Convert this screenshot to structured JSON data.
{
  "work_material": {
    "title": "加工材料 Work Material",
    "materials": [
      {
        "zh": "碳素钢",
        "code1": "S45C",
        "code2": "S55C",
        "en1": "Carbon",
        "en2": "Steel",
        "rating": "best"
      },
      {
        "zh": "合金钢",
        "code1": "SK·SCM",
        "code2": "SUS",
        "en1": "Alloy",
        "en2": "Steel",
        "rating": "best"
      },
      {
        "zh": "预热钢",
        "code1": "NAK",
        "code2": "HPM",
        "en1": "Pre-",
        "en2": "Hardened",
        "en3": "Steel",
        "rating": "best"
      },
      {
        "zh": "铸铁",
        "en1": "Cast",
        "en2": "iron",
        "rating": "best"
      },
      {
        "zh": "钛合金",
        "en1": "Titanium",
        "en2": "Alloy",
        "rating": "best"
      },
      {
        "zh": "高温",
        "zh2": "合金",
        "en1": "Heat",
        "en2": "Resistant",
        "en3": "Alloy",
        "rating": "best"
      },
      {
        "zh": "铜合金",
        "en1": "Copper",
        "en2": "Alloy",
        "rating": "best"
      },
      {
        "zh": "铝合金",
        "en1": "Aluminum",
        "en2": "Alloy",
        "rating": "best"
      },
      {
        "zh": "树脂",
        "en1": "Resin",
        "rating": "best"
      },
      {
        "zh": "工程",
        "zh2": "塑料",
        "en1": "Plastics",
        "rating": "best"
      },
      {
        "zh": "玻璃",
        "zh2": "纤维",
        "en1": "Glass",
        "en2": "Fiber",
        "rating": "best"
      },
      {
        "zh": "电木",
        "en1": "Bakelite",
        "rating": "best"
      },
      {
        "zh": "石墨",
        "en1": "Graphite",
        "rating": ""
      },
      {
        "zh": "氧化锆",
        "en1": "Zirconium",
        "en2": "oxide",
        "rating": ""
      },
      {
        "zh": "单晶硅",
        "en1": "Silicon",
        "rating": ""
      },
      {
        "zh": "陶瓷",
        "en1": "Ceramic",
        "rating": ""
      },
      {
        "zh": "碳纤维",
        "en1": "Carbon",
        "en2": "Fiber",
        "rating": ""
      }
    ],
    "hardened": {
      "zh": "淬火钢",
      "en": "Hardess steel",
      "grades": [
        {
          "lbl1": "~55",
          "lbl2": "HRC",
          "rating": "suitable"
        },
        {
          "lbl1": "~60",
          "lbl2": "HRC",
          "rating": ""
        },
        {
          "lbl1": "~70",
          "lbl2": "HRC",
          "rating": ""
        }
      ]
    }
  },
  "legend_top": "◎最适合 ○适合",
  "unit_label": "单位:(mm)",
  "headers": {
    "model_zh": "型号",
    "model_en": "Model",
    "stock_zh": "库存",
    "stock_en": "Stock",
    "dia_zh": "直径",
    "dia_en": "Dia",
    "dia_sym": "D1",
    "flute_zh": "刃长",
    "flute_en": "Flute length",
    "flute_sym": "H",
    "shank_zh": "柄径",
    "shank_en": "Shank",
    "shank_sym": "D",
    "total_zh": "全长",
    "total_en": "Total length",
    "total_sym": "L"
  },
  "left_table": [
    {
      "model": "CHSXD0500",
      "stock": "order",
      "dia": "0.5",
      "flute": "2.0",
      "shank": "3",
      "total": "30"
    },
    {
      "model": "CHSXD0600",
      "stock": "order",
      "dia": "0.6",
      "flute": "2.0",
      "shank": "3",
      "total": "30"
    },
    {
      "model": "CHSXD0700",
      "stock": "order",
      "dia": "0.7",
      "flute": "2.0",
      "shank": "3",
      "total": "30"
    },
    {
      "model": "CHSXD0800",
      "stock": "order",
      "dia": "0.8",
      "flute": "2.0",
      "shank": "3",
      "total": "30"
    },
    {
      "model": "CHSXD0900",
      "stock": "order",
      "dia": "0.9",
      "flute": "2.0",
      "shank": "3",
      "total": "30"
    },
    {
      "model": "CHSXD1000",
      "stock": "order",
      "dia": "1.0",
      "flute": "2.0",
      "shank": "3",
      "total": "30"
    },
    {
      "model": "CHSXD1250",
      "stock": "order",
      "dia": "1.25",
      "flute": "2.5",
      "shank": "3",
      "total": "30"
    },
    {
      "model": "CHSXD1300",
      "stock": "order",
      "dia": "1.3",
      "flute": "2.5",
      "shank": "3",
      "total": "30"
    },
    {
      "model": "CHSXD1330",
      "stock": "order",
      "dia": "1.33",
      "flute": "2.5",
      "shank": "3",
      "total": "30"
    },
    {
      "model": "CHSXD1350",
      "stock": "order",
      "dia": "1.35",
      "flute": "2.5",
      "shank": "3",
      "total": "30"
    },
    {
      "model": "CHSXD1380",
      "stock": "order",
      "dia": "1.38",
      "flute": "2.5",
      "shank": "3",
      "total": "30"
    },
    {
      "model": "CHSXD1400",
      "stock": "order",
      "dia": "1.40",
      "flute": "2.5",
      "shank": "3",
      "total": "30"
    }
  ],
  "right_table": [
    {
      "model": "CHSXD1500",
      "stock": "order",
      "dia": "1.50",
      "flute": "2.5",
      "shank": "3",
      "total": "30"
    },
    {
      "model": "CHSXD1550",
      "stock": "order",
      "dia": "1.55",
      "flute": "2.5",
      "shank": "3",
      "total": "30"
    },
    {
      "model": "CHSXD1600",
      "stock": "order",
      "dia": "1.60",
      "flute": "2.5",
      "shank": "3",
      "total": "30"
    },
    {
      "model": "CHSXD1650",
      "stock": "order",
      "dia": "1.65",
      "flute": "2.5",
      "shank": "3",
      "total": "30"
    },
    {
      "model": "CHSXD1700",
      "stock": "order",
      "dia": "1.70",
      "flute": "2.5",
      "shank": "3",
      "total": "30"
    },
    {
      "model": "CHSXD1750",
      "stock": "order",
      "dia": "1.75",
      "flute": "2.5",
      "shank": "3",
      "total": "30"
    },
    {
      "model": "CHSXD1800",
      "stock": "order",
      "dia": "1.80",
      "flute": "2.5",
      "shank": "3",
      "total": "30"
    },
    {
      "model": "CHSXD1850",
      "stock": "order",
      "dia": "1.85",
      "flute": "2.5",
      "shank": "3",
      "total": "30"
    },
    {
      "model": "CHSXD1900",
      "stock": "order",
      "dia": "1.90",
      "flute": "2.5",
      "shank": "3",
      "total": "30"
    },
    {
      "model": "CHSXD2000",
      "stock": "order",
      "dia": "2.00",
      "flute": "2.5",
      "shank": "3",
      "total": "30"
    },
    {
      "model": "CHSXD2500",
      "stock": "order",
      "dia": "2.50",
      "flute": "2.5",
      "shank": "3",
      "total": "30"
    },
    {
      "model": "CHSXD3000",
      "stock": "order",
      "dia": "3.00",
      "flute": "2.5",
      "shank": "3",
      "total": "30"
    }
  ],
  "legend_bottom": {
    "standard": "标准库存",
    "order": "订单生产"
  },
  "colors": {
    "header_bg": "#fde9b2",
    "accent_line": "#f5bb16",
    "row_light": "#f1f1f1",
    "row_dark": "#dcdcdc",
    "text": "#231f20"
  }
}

+---+

Your goal: Your task is to repeat each line of the material exactly.

Written answer:
Convert this screenshot to structured JSON data.
{
  "work_material": {
    "title": "加工材料 Work Material",
    "materials": [
      {
        "zh": "碳素钢",
        "code1": "S45C",
        "code2": "S55C",
        "en1": "Carbon",
        "en2": "Steel",
        "rating": "best"
      },
      {
        "zh": "合金钢",
        "code1": "SK·SCM",
        "code2": "SUS",
        "en1": "Alloy",
        "en2": "Steel",
        "rating": "best"
      },
      {
        "zh": "预热钢",
        "code1": "NAK",
        "code2": "HPM",
        "en1": "Pre-",
        "en2": "Hardened",
        "en3": "Steel",
        "rating": "best"
      },
      {
        "zh": "铸铁",
        "en1": "Cast",
        "en2": "iron",
        "rating": "best"
      },
      {
        "zh": "钛合金",
        "en1": "Titanium",
        "en2": "Alloy",
        "rating": "best"
      },
      {
        "zh": "高温",
        "zh2": "合金",
        "en1": "Heat",
        "en2": "Resistant",
        "en3": "Alloy",
        "rating": "best"
      },
      {
        "zh": "铜合金",
        "en1": "Copper",
        "en2": "Alloy",
        "rating": "best"
      },
      {
        "zh": "铝合金",
        "en1": "Aluminum",
        "en2": "Alloy",
        "rating": "best"
      },
      {
        "zh": "树脂",
        "en1": "Resin",
        "rating": "best"
      },
      {
        "zh": "工程",
        "zh2": "塑料",
        "en1": "Plastics",
        "rating": "best"
      },
      {
        "zh": "玻璃",
        "zh2": "纤维",
        "en1": "Glass",
        "en2": "Fiber",
        "rating": "best"
      },
      {
        "zh": "电木",
        "en1": "Bakelite",
        "rating": "best"
      },
      {
        "zh": "石墨",
        "en1": "Graphite",
        "rating": ""
      },
      {
        "zh": "氧化锆",
        "en1": "Zirconium",
        "en2": "oxide",
        "rating": ""
      },
      {
        "zh": "单晶硅",
        "en1": "Silicon",
        "rating": ""
      },
      {
        "zh": "陶瓷",
        "en1": "Ceramic",
        "rating": ""
      },
      {
        "zh": "碳纤维",
        "en1": "Carbon",
        "en2": "Fiber",
        "rating": ""
      }
    ],
    "hardened": {
      "zh": "淬火钢",
      "en": "Hardess steel",
      "grades": [
        {
          "lbl1": "~55",
          "lbl2": "HRC",
          "rating": "suitable"
        },
        {
          "lbl1": "~60",
          "lbl2": "HRC",
          "rating": ""
        },
        {
          "lbl1": "~70",
          "lbl2": "HRC",
          "rating": ""
        }
      ]
    }
  },
  "legend_top": "◎最适合 ○适合",
  "unit_label": "单位:(mm)",
  "headers": {
    "model_zh": "型号",
    "model_en": "Model",
    "stock_zh": "库存",
    "stock_en": "Stock",
    "dia_zh": "直径",
    "dia_en": "Dia",
    "dia_sym": "D1",
    "flute_zh": "刃长",
    "flute_en": "Flute length",
    "flute_sym": "H",
    "shank_zh": "柄径",
    "shank_en": "Shank",
    "shank_sym": "D",
    "total_zh": "全长",
    "total_en": "Total length",
    "total_sym": "L"
  },
  "left_table": [
    {
      "model": "CHSXD0500",
      "stock": "order",
      "dia": "0.5",
      "flute": "2.0",
      "shank": "3",
      "total": "30"
    },
    {
      "model": "CHSXD0600",
      "stock": "order",
      "dia": "0.6",
      "flute": "2.0",
      "shank": "3",
      "total": "30"
    },
    {
      "model": "CHSXD0700",
      "stock": "order",
      "dia": "0.7",
      "flute": "2.0",
      "shank": "3",
      "total": "30"
    },
    {
      "model": "CHSXD0800",
      "stock": "order",
      "dia": "0.8",
      "flute": "2.0",
      "shank": "3",
      "total": "30"
    },
    {
      "model": "CHSXD0900",
      "stock": "order",
      "dia": "0.9",
      "flute": "2.0",
      "shank": "3",
      "total": "30"
    },
    {
      "model": "CHSXD1000",
      "stock": "order",
      "dia": "1.0",
      "flute": "2.0",
      "shank": "3",
      "total": "30"
    },
    {
      "model": "CHSXD1250",
      "stock": "order",
      "dia": "1.25",
      "flute": "2.5",
      "shank": "3",
      "total": "30"
    },
    {
      "model": "CHSXD1300",
      "stock": "order",
      "dia": "1.3",
      "flute": "2.5",
      "shank": "3",
      "total": "30"
    },
    {
      "model": "CHSXD1330",
      "stock": "order",
      "dia": "1.33",
      "flute": "2.5",
      "shank": "3",
      "total": "30"
    },
    {
      "model": "CHSXD1350",
      "stock": "order",
      "dia": "1.35",
      "flute": "2.5",
      "shank": "3",
      "total": "30"
    },
    {
      "model": "CHSXD1380",
      "stock": "order",
      "dia": "1.38",
      "flute": "2.5",
      "shank": "3",
      "total": "30"
    },
    {
      "model": "CHSXD1400",
      "stock": "order",
      "dia": "1.40",
      "flute": "2.5",
      "shank": "3",
      "total": "30"
    }
  ],
  "right_table": [
    {
      "model": "CHSXD1500",
      "stock": "order",
      "dia": "1.50",
      "flute": "2.5",
      "shank": "3",
      "total": "30"
    },
    {
      "model": "CHSXD1550",
      "stock": "order",
      "dia": "1.55",
      "flute": "2.5",
      "shank": "3",
      "total": "30"
    },
    {
      "model": "CHSXD1600",
      "stock": "order",
      "dia": "1.60",
      "flute": "2.5",
      "shank": "3",
      "total": "30"
    },
    {
      "model": "CHSXD1650",
      "stock": "order",
      "dia": "1.65",
      "flute": "2.5",
      "shank": "3",
      "total": "30"
    },
    {
      "model": "CHSXD1700",
      "stock": "order",
      "dia": "1.70",
      "flute": "2.5",
      "shank": "3",
      "total": "30"
    },
    {
      "model": "CHSXD1750",
      "stock": "order",
      "dia": "1.75",
      "flute": "2.5",
      "shank": "3",
      "total": "30"
    },
    {
      "model": "CHSXD1800",
      "stock": "order",
      "dia": "1.80",
      "flute": "2.5",
      "shank": "3",
      "total": "30"
    },
    {
      "model": "CHSXD1850",
      "stock": "order",
      "dia": "1.85",
      "flute": "2.5",
      "shank": "3",
      "total": "30"
    },
    {
      "model": "CHSXD1900",
      "stock": "order",
      "dia": "1.90",
      "flute": "2.5",
      "shank": "3",
      "total": "30"
    },
    {
      "model": "CHSXD2000",
      "stock": "order",
      "dia": "2.00",
      "flute": "2.5",
      "shank": "3",
      "total": "30"
    },
    {
      "model": "CHSXD2500",
      "stock": "order",
      "dia": "2.50",
      "flute": "2.5",
      "shank": "3",
      "total": "30"
    },
    {
      "model": "CHSXD3000",
      "stock": "order",
      "dia": "3.00",
      "flute": "2.5",
      "shank": "3",
      "total": "30"
    }
  ],
  "legend_bottom": {
    "standard": "标准库存",
    "order": "订单生产"
  },
  "colors": {
    "header_bg": "#fde9b2",
    "accent_line": "#f5bb16",
    "row_light": "#f1f1f1",
    "row_dark": "#dcdcdc",
    "text": "#231f20"
  }
}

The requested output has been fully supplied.